> **Document excerpt**
◆ ◆ ◆

Review: Man, oh man what a fabulous performance by Big Bob Mitchum there is in this 1962 Cape Fear! He was never better. This 1962 version is *much* better than Scorcese's remake and it's cause Mitchum is simply superb in the role of Max Cady. What a villian.......brrrrr! Mitchum's performance is so superior to De Niro's in the same role it just clearly demonstrates how much finer of an actor he was than De Niro can ever hope to be. Yes, Peck is weak in this film but who really cares when Big Bob sweeps into the scenes and just blows everybody away verbally. And that scene in the houseboat at night when he has Polly Bergen trapped and he is coming at her with his bare barrel chest dripping with swamp waters and then he gets her pinned against a counter and takes that raw egg and cracks it in his hand and rubs the yolk over her bare shoulders.........I get chills just thinking about it! Wow. No one has ever played a creepier guy than this and so believably. People always talk about Mitchum and Night of the Hunter but he's even *better* in Cape Fear.

Rating: 5 stars
Summary: A truly remarkable film (definetly worth six stars or more)!
Review: This has got to be one of the all-time most suspenseful films ever made. Mitchum's portrayal of the sinister and malicious Max Cady is an excellent example of what good acting is all about. He is able to get at the heart of his character and give Cady the relentless driving force which is demanded of the role. His performance (which runs rings around DeNiro's forgettable attempt) is perhaps only rivaled by his performance in NIGHT OF THE HUNTER. Mitchum's scenes during the climax were not only absolutely terrifying for their time but also compared to many of today's thrillers. Peck, who has usually such a strong screen presence, didn't live up to this viewers expectations. However, he does do a note-worthy and convincing job as the terrorized attorney. Much, much better than Scorcese's remake. A must for anyone who appreciates edge-of-your-seat thrillers.

◆ ◆ ◆

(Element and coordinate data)
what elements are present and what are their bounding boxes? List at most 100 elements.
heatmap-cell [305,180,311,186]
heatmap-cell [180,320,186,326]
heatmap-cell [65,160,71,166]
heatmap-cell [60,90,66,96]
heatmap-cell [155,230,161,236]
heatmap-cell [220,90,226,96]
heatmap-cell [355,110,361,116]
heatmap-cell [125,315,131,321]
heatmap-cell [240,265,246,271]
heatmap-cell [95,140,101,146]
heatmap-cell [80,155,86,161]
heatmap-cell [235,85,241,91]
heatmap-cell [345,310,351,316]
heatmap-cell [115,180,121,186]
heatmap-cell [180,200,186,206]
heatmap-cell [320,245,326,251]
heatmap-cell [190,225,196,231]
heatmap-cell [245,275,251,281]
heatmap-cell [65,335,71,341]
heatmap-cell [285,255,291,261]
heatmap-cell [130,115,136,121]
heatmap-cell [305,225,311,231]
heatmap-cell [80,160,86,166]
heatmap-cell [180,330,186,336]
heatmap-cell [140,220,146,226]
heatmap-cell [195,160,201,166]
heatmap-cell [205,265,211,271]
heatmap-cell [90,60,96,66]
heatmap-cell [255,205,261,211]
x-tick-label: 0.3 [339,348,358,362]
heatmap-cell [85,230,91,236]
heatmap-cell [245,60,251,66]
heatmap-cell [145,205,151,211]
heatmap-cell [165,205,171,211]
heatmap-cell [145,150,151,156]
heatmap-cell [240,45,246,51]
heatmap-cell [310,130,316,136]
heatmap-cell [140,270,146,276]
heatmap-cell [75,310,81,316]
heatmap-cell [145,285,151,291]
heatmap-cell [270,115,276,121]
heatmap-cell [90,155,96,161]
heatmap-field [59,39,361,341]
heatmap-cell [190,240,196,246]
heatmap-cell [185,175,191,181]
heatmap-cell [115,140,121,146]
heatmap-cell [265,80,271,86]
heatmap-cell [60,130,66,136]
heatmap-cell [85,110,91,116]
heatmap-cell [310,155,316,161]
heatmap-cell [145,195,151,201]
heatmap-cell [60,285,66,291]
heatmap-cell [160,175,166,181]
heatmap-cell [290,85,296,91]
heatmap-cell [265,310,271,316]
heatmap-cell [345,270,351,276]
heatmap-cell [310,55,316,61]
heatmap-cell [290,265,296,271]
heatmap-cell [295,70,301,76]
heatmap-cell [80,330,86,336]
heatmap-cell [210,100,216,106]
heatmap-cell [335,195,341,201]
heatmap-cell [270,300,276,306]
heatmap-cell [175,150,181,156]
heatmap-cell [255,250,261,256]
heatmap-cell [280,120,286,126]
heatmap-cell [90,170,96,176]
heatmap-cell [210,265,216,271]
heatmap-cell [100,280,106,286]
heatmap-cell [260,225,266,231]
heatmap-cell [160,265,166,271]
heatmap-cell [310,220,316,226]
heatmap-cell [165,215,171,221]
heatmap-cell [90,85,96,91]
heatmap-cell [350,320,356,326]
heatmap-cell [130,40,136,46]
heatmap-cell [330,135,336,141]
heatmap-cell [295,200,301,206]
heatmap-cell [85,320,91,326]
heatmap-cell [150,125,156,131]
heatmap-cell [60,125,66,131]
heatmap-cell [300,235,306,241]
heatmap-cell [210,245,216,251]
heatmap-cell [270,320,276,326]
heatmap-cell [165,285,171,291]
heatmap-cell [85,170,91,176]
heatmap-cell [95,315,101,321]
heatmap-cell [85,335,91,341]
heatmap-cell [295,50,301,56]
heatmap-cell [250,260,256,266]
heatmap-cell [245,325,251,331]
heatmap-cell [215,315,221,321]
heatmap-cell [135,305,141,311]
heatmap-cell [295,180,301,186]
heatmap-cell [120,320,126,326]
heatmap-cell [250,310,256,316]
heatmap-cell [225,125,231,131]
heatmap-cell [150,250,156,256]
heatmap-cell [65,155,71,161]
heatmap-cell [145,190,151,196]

◆ ◆ ◆

> **Given request 1**
In the Cape Fear reviews, what does Mitchum's character crack in his hand during the houseboat scene?
> **Given request 2**
Pick up the Cape Fear reviews after their final sentence and keep writing.
The data has no connection to the Cape Fear reviews.

> **Exercise answer 1**
A raw egg.

> **Exercise answer 2**
Rating: 5 stars
Summary: Seeking for revenge!
Review: The forties , fifties and early sixties decades were somehow the golden ages of the film noir. However this last one had a major scope due the world's configuration . The Cold War `s phantoms (Crimson kimono, Manchurian candidate, Pick up on South Street), the fear for nuclear weapons (Kiss me deadly) made the scriptwriters turn their eyes for new profiles about the noir film. Even it found the criminal had his sensible heart -Rififi- and his weakness-Bob le flambeur- .

In this case, the legal aspects opened a huge gate for inspirational motives. Cape fear emblematizes as any other film in the fifties, the revenge in its purest and wildest fierceness. This brutal tale deals about a man who after being released from prison has not forgot who sent him. No matter if he was guilty or not; the point is he lost several productive years of his life and that issue has to be paid. Sadism and merciless punishment will be the cards he will display in this dark and fulfillment thriller. Mitchum stole the show as the out of mind criminal who will chase physic and psychological to the lawyer Peck till unimaginable consequences.

Chilling portrait, and febrile tension in this cat and mouse chess game. A must see, a noir film classic and one of my personal cult movies ever.


Rating: 5 stars
Summary: Top-Drawer Thriller, With A Dandy Bernard Herrmann Score!
Review: That Max Cady is one scary dude! No doubt about that. Portrayed to perfection by Robert Mitchum, Cady is presented with full intensity in 1962's original "Cape Fear", one of my favorite movies of this genre. We get the impression, and rightly so, that Mr. Cady is relentless in his pursuit of Sam Bowden and family. Nothing is going to stop him. And Sam (Gregory Peck) knows this too. Therefore, drastic measures are needed to fight this awesome menace. Watch and see how it suspensefully unfolds. Many memorable scenes -- scenes that look all the greater thanks to the handsome-looking enhanced Widescreen print presented on this DVD. The black-and-white photography looks solid as a rock on this disc.

Bernard Herrmann did the music score for the 1962 version of "Cape Fear", and Herrmann's music adds much to the atmosphere of the picture (as is always the case with one of his scores). It's yet another stellar effort by Mr. Herrmann.

The 1991 remake of "Cape Fear" (starring Robert DeNiro) is very nearly as good as this 1962 original. The remake features additional layers to the already-competent plot that add to the enjoyment of that picture.

However, I think that the original film still outshines the remake. The combination of Gregory Peck, Robert Mitchum, and Polly Bergen provides this film with a very good trio of actors to build a picture around.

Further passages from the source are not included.